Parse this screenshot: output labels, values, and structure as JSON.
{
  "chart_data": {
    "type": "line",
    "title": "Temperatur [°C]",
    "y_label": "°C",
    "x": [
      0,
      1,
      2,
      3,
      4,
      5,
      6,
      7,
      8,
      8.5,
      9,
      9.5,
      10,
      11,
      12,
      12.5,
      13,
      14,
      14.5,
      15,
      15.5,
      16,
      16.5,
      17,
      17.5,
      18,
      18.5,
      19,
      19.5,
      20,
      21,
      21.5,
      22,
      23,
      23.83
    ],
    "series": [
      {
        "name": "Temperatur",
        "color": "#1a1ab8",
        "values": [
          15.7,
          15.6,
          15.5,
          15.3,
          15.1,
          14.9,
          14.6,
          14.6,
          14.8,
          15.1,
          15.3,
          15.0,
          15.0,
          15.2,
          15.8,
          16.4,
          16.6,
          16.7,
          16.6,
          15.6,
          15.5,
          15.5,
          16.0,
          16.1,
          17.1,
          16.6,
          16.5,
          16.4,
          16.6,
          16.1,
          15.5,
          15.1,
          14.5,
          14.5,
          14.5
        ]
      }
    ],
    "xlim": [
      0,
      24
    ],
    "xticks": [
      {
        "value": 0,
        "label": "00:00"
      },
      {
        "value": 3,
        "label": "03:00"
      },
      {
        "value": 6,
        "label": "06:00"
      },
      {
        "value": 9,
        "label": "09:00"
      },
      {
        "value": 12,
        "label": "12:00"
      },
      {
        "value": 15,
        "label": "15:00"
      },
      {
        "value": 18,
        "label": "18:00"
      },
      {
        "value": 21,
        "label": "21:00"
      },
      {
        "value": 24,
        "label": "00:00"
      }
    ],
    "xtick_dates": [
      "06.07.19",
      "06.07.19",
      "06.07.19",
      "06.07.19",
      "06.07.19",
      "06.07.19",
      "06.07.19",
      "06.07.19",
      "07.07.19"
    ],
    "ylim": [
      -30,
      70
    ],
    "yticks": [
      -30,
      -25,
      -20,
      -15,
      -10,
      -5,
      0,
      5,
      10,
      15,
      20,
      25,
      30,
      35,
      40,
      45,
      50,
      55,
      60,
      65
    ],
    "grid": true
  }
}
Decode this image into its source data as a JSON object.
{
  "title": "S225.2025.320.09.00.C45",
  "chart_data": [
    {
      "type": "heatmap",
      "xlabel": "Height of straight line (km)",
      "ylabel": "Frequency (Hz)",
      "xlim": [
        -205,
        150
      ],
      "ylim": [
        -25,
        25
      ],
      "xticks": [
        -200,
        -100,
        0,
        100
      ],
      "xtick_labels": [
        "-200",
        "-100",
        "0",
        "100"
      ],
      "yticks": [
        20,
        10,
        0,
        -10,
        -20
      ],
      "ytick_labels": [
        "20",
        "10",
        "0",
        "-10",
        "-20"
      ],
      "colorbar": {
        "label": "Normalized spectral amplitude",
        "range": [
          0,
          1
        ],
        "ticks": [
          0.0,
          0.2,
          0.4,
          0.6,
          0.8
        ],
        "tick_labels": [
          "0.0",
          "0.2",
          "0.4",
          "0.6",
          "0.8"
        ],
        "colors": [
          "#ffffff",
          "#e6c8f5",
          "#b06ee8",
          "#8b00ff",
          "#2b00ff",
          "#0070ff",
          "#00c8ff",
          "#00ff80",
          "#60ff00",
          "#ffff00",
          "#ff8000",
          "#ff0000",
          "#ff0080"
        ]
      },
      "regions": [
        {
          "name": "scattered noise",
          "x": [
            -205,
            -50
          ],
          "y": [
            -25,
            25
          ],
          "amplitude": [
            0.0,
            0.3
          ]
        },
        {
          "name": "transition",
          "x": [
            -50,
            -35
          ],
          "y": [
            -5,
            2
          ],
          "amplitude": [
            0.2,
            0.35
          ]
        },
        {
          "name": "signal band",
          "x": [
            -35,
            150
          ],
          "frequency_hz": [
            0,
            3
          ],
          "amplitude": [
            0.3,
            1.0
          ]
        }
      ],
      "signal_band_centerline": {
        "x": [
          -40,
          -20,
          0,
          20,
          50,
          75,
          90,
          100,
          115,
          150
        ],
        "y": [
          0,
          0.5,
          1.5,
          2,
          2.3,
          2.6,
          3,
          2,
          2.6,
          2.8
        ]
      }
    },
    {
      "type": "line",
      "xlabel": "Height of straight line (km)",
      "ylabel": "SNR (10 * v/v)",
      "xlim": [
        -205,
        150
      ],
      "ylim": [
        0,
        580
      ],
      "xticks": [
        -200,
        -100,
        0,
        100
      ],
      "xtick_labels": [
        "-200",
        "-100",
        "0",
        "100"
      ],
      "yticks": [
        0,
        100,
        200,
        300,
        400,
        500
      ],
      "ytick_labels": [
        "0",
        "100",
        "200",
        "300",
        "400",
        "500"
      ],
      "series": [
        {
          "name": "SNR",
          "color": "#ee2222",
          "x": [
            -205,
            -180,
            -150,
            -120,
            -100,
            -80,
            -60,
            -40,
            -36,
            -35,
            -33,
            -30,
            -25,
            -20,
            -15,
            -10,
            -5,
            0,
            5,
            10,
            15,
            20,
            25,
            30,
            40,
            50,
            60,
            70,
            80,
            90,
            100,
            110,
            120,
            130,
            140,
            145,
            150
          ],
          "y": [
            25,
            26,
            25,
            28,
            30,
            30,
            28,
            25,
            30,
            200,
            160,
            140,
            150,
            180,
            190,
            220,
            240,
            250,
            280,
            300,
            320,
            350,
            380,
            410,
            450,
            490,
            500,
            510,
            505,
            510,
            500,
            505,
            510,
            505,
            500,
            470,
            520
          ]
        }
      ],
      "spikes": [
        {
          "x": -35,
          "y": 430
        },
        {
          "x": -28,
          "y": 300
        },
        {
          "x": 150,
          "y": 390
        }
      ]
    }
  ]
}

▶ **PROMPT**:
Restate the whole listing exactly, leaving out nothing.

▶ **WRITTEN ANSWER**:
Parse this screenshot: output labels, values, and structure as JSON.
{
  "chart_data": {
    "type": "line",
    "title": "Temperatur [°C]",
    "y_label": "°C",
    "x": [
      0,
      1,
      2,
      3,
      4,
      5,
      6,
      7,
      8,
      8.5,
      9,
      9.5,
      10,
      11,
      12,
      12.5,
      13,
      14,
      14.5,
      15,
      15.5,
      16,
      16.5,
      17,
      17.5,
      18,
      18.5,
      19,
      19.5,
      20,
      21,
      21.5,
      22,
      23,
      23.83
    ],
    "series": [
      {
        "name": "Temperatur",
        "color": "#1a1ab8",
        "values": [
          15.7,
          15.6,
          15.5,
          15.3,
          15.1,
          14.9,
          14.6,
          14.6,
          14.8,
          15.1,
          15.3,
          15.0,
          15.0,
          15.2,
          15.8,
          16.4,
          16.6,
          16.7,
          16.6,
          15.6,
          15.5,
          15.5,
          16.0,
          16.1,
          17.1,
          16.6,
          16.5,
          16.4,
          16.6,
          16.1,
          15.5,
          15.1,
          14.5,
          14.5,
          14.5
        ]
      }
    ],
    "xlim": [
      0,
      24
    ],
    "xticks": [
      {
        "value": 0,
        "label": "00:00"
      },
      {
        "value": 3,
        "label": "03:00"
      },
      {
        "value": 6,
        "label": "06:00"
      },
      {
        "value": 9,
        "label": "09:00"
      },
      {
        "value": 12,
        "label": "12:00"
      },
      {
        "value": 15,
        "label": "15:00"
      },
      {
        "value": 18,
        "label": "18:00"
      },
      {
        "value": 21,
        "label": "21:00"
      },
      {
        "value": 24,
        "label": "00:00"
      }
    ],
    "xtick_dates": [
      "06.07.19",
      "06.07.19",
      "06.07.19",
      "06.07.19",
      "06.07.19",
      "06.07.19",
      "06.07.19",
      "06.07.19",
      "07.07.19"
    ],
    "ylim": [
      -30,
      70
    ],
    "yticks": [
      -30,
      -25,
      -20,
      -15,
      -10,
      -5,
      0,
      5,
      10,
      15,
      20,
      25,
      30,
      35,
      40,
      45,
      50,
      55,
      60,
      65
    ],
    "grid": true
  }
}
Decode this image into its source data as a JSON object.
{
  "title": "S225.2025.320.09.00.C45",
  "chart_data": [
    {
      "type": "heatmap",
      "xlabel": "Height of straight line (km)",
      "ylabel": "Frequency (Hz)",
      "xlim": [
        -205,
        150
      ],
      "ylim": [
        -25,
        25
      ],
      "xticks": [
        -200,
        -100,
        0,
        100
      ],
      "xtick_labels": [
        "-200",
        "-100",
        "0",
        "100"
      ],
      "yticks": [
        20,
        10,
        0,
        -10,
        -20
      ],
      "ytick_labels": [
        "20",
        "10",
        "0",
        "-10",
        "-20"
      ],
      "colorbar": {
        "label": "Normalized spectral amplitude",
        "range": [
          0,
          1
        ],
        "ticks": [
          0.0,
          0.2,
          0.4,
          0.6,
          0.8
        ],
        "tick_labels": [
          "0.0",
          "0.2",
          "0.4",
          "0.6",
          "0.8"
        ],
        "colors": [
          "#ffffff",
          "#e6c8f5",
          "#b06ee8",
          "#8b00ff",
          "#2b00ff",
          "#0070ff",
          "#00c8ff",
          "#00ff80",
          "#60ff00",
          "#ffff00",
          "#ff8000",
          "#ff0000",
          "#ff0080"
        ]
      },
      "regions": [
        {
          "name": "scattered noise",
          "x": [
            -205,
            -50
          ],
          "y": [
            -25,
            25
          ],
          "amplitude": [
            0.0,
            0.3
          ]
        },
        {
          "name": "transition",
          "x": [
            -50,
            -35
          ],
          "y": [
            -5,
            2
          ],
          "amplitude": [
            0.2,
            0.35
          ]
        },
        {
          "name": "signal band",
          "x": [
            -35,
            150
          ],
          "frequency_hz": [
            0,
            3
          ],
          "amplitude": [
            0.3,
            1.0
          ]
        }
      ],
      "signal_band_centerline": {
        "x": [
          -40,
          -20,
          0,
          20,
          50,
          75,
          90,
          100,
          115,
          150
        ],
        "y": [
          0,
          0.5,
          1.5,
          2,
          2.3,
          2.6,
          3,
          2,
          2.6,
          2.8
        ]
      }
    },
    {
      "type": "line",
      "xlabel": "Height of straight line (km)",
      "ylabel": "SNR (10 * v/v)",
      "xlim": [
        -205,
        150
      ],
      "ylim": [
        0,
        580
      ],
      "xticks": [
        -200,
        -100,
        0,
        100
      ],
      "xtick_labels": [
        "-200",
        "-100",
        "0",
        "100"
      ],
      "yticks": [
        0,
        100,
        200,
        300,
        400,
        500
      ],
      "ytick_labels": [
        "0",
        "100",
        "200",
        "300",
        "400",
        "500"
      ],
      "series": [
        {
          "name": "SNR",
          "color": "#ee2222",
          "x": [
            -205,
            -180,
            -150,
            -120,
            -100,
            -80,
            -60,
            -40,
            -36,
            -35,
            -33,
            -30,
            -25,
            -20,
            -15,
            -10,
            -5,
            0,
            5,
            10,
            15,
            20,
            25,
            30,
            40,
            50,
            60,
            70,
            80,
            90,
            100,
            110,
            120,
            130,
            140,
            145,
            150
          ],
          "y": [
            25,
            26,
            25,
            28,
            30,
            30,
            28,
            25,
            30,
            200,
            160,
            140,
            150,
            180,
            190,
            220,
            240,
            250,
            280,
            300,
            320,
            350,
            380,
            410,
            450,
            490,
            500,
            510,
            505,
            510,
            500,
            505,
            510,
            505,
            500,
            470,
            520
          ]
        }
      ],
      "spikes": [
        {
          "x": -35,
          "y": 430
        },
        {
          "x": -28,
          "y": 300
        },
        {
          "x": 150,
          "y": 390
        }
      ]
    }
  ]
}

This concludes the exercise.